** Begin READING TEXT **

So if you load a DTFS layer, you have sort of stop level, line level, much more precise, high resolution output on where the demand would be assigned to, OK? And how do we go about more choice and sometimes how do you go about even assignment to specific lines or options within the transit mode? Often with logit mode choice model. So I think most-- well, some of you-- anyone who took 201 or is taking 202 has seeen this?
Raise your hands if you've seen what a logit mode choice model, if you're familiar with discreet choice modeling at all, have heard about it? OK. So it was something what-- I could see some shy hands that I know are more exposed to it. So in this kind of model, the-- when you specify systematic utility equations where we say for each of the alternatives that this person has, there are some variables. These variables include travel time, cost, reliability, fare, anything, right?
And the differences between the alternatives are explained in terms of those variables. And then what we get out of-- so we run a regression. It's not linear regression. It's a different kind of regression. And what we get out of that is the probability-- so we get some system-- we get some parameter estimates, beta. And we can use those to calculate the probability that an individual will take some of the options that we listed rather than the others that were listed.
So there's a very good course taught here at MIT, 1202, demand modeling. If you're interested in this topic, I recommend you take it. And it's taught in the spring only. So yeah, so this is obviously [INAUDIBLE] probability that [INAUDIBLE] you would choose one mode and not the other. Often, this is the structure that is underneath the TransCAD mode choice model or anything like that. And it's great if you understand how it works. And if you can build your own and put it in there, even better.

** End READING TEXT **

◆ **TASKS**:
1/ Rewrite everything in the records from the line containing "legend-label: no reason [390, 480, 444, 495]" down to the line containing "svg-text:6%: 6% [104, 365, 123, 380]", replacing "legend-swatch" with "legend-marker" and leaving everything else unchanged.
2/ Extend the lecture on logit mode choice models by writing what comes next after its last sentence.

** Begin DATA PROVIDED **

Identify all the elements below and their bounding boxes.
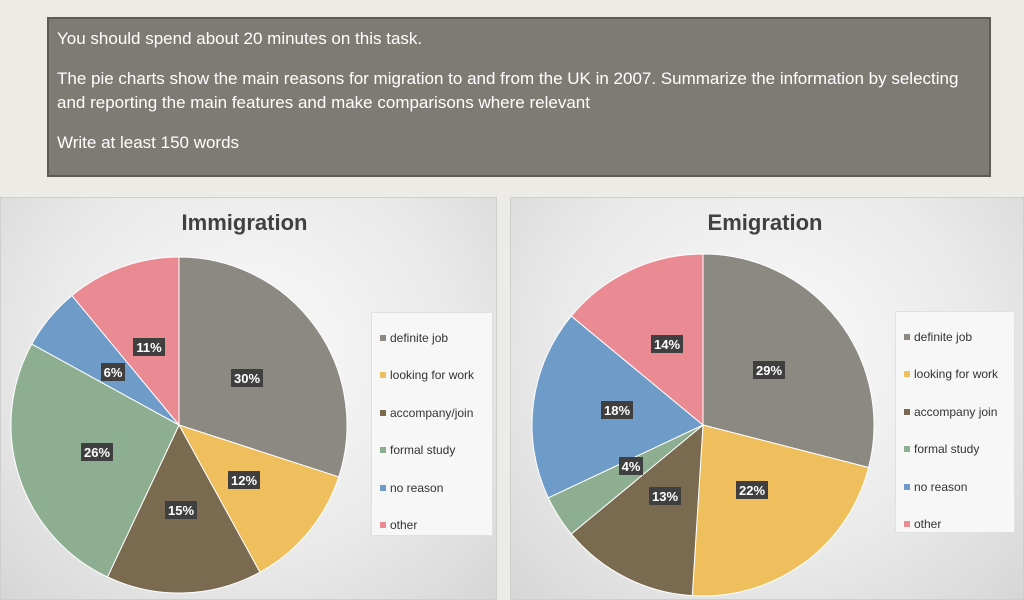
legend-label: no reason [390, 480, 444, 495]
legend-swatch [380, 372, 386, 379]
legend-swatch [380, 447, 386, 454]
pie-data-label: 14% [651, 335, 683, 353]
legend-item: looking for work [904, 356, 1006, 394]
legend-item: accompany/join [380, 394, 484, 432]
pie-data-label: 13% [649, 487, 681, 505]
legend-label: formal study [914, 442, 980, 457]
legend-item: accompany join [904, 393, 1006, 431]
pie-slice-other [71, 256, 180, 427]
emigration-pie-chart: 29% 22% 13% 4% 18% 14% [531, 253, 875, 597]
legend-label: other [914, 517, 942, 532]
svg-text:14%: 14% [654, 337, 680, 352]
legend-item: other [904, 506, 1006, 544]
svg-text:18%: 18% [604, 403, 630, 418]
pie-data-label: 15% [165, 501, 197, 519]
legend-label: definite job [390, 330, 449, 345]
legend-swatch [380, 484, 386, 491]
pie-slice-looking-for-work [691, 424, 870, 597]
svg-text:13%: 13% [652, 489, 678, 504]
svg-text:30%: 30% [234, 371, 260, 386]
task-time-instruction: You should spend about 20 minutes on thi… [57, 29, 423, 48]
legend-swatch [904, 371, 910, 378]
legend-label: no reason [914, 479, 968, 494]
legend-item: looking for work [380, 357, 484, 395]
task-description: The pie charts show the main reasons for… [57, 69, 959, 112]
svg-text:4%: 4% [622, 459, 641, 474]
legend-item: no reason [904, 468, 1006, 506]
legend-label: looking for work [914, 367, 999, 382]
legend-swatch [904, 483, 910, 490]
task-word-count: Write at least 150 words [57, 133, 240, 152]
legend-label: formal study [390, 443, 456, 458]
immigration-chart-panel: Immigration 30% 12% 15% 26% 6% 11% definite j… [0, 197, 497, 600]
svg-text:26%: 26% [84, 445, 110, 460]
pie-data-label: 29% [753, 361, 785, 379]
task-prompt-box: You should spend about 20 minutes on thi… [47, 17, 991, 177]
legend-item: definite job [904, 318, 1006, 356]
svg-text:6%: 6% [104, 365, 123, 380]
emigration-chart-panel: Emigration 29% 22% 13% 4% 18% 14% definite jo… [510, 197, 1024, 600]
legend-label: accompany/join [390, 405, 474, 420]
svg-text:11%: 11% [136, 340, 162, 355]
chart-title: Emigration [707, 210, 823, 235]
legend-swatch [904, 521, 910, 528]
pie-slice-definite-job [702, 253, 875, 469]
legend-item: no reason [380, 469, 484, 507]
svg-text:29%: 29% [756, 363, 782, 378]
pie-data-label: 12% [228, 471, 260, 489]
pie-data-label: 22% [736, 481, 768, 499]
svg-text:12%: 12% [231, 473, 257, 488]
legend-item: other [380, 507, 484, 545]
legend-swatch [380, 522, 386, 529]
legend-swatch [380, 334, 386, 341]
svg-text:15%: 15% [168, 503, 194, 518]
pie-data-label: 11% [133, 338, 165, 356]
pie-slice-looking-for-work [177, 424, 340, 573]
legend-swatch [904, 333, 910, 340]
legend-item: formal study [904, 431, 1006, 469]
legend-item: definite job [380, 319, 484, 357]
pie-slice-other [570, 253, 704, 427]
legend-label: other [390, 518, 418, 533]
pie-data-label: 18% [601, 401, 633, 419]
legend-label: definite job [914, 329, 973, 344]
legend-swatch [904, 446, 910, 453]
emigration-legend: definite job looking for work accompany jo… [895, 311, 1015, 533]
pie-data-label: 26% [81, 443, 113, 461]
immigration-pie-chart: 30% 12% 15% 26% 6% 11% [10, 256, 348, 594]
chart-title: Immigration [181, 210, 308, 235]
svg-text:22%: 22% [739, 483, 765, 498]
pie-data-label: 4% [619, 457, 643, 475]
pie-slice-accompany-join [570, 423, 704, 597]
legend-item: formal study [380, 432, 484, 470]
pie-data-label: 6% [101, 363, 125, 381]
legend-label: accompany join [914, 404, 998, 419]
legend-swatch [904, 408, 910, 415]
legend-label: looking for work [390, 368, 475, 383]
pie-data-label: 30% [231, 369, 263, 387]
legend-swatch [380, 409, 386, 416]
immigration-legend: definite job looking for work accompany/jo… [371, 312, 493, 536]
pie-slice-definite-job [178, 256, 348, 478]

** End DATA PROVIDED **

◆ **RESPONSES BY TASK**:
1/
legend-label: no reason [390, 480, 444, 495]
legend-marker [380, 372, 386, 379]
legend-marker [380, 447, 386, 454]
pie-data-label: 14% [651, 335, 683, 353]
legend-item: looking for work [904, 356, 1006, 394]
legend-item: accompany/join [380, 394, 484, 432]
pie-data-label: 13% [649, 487, 681, 505]
legend-label: formal study [914, 442, 980, 457]
legend-item: accompany join [904, 393, 1006, 431]
pie-slice-other [71, 256, 180, 427]
emigration-pie-chart: 29% 22% 13% 4% 18% 14% [531, 253, 875, 597]
legend-label: other [914, 517, 942, 532]
svg-text:14%: 14% [654, 337, 680, 352]
legend-item: other [904, 506, 1006, 544]
svg-text:18%: 18% [604, 403, 630, 418]
pie-data-label: 15% [165, 501, 197, 519]
legend-label: definite job [390, 330, 449, 345]
legend-marker [380, 484, 386, 491]
pie-slice-looking-for-work [691, 424, 870, 597]
svg-text:13%: 13% [652, 489, 678, 504]
svg-text:30%: 30% [234, 371, 260, 386]
task-time-instruction: You should spend about 20 minutes on thi… [57, 29, 423, 48]
legend-marker [904, 371, 910, 378]
legend-label: no reason [914, 479, 968, 494]
legend-item: looking for work [380, 357, 484, 395]
task-description: The pie charts show the main reasons for… [57, 69, 959, 112]
svg-text:4%: 4% [622, 459, 641, 474]
legend-item: no reason [904, 468, 1006, 506]
legend-label: looking for work [914, 367, 999, 382]
legend-marker [904, 483, 910, 490]
task-word-count: Write at least 150 words [57, 133, 240, 152]
legend-label: formal study [390, 443, 456, 458]
immigration-chart-panel: Immigration 30% 12% 15% 26% 6% 11% definite j… [0, 197, 497, 600]
svg-text:26%: 26% [84, 445, 110, 460]
pie-data-label: 29% [753, 361, 785, 379]
task-prompt-box: You should spend about 20 minutes on thi… [47, 17, 991, 177]
legend-item: definite job [904, 318, 1006, 356]
svg-text:6%: 6% [104, 365, 123, 380]

2/
So all right. And what are typical variables included in these systematic utility equations for, say, the work trip? Well, it would be travel time, out of pocket travel costs, vehicle travel time, income, gender, auto availability, and occupation. So some of these are traveler characteristics which vary by person surveyed.
So typically, you will survey and you collect information on income, gender, things that vary by person. And then you also collect or put in characteristics of the choices or the options other person has. And both of these go into the model, both the decision maker characteristics and the options characteristics. And sometimes we defer those two by calling one attribute and the other characteristic.
OK, that's it for ridership prediction. But if you have questions, let's discuss. Yes?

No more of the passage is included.